[Start DATASET]
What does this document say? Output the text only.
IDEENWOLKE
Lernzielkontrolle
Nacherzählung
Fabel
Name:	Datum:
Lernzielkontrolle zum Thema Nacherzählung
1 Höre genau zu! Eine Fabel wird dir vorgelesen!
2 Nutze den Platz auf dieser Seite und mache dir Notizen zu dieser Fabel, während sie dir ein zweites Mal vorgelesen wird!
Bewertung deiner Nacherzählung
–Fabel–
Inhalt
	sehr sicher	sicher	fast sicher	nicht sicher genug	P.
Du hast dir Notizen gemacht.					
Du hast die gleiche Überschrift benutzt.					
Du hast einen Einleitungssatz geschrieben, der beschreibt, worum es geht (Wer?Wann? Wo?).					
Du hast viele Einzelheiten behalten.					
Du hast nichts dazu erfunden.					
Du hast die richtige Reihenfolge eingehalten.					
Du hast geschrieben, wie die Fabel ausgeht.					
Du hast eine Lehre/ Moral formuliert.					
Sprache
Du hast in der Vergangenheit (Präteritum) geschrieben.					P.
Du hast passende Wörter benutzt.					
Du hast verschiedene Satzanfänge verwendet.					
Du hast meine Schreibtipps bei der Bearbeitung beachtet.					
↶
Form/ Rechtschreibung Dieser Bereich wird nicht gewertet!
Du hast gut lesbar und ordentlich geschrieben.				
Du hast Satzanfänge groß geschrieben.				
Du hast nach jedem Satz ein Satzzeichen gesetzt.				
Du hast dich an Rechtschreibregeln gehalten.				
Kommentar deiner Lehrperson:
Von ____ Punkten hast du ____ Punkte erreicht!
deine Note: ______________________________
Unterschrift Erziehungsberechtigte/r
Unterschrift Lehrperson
[End DATASET]
* _WORK TO DO_: Pull out every line in the material above where "geschrieben" occurs.

* _ANSWER TO THE PROBLEM_:
Du hast einen Einleitungssatz geschrieben, der beschreibt, worum es geht (Wer?Wann? Wo?).					
Du hast geschrieben, wie die Fabel ausgeht.					
Du hast in der Vergangenheit (Präteritum) geschrieben.					P.
Du hast gut lesbar und ordentlich geschrieben.				
Du hast Satzanfänge groß geschrieben.				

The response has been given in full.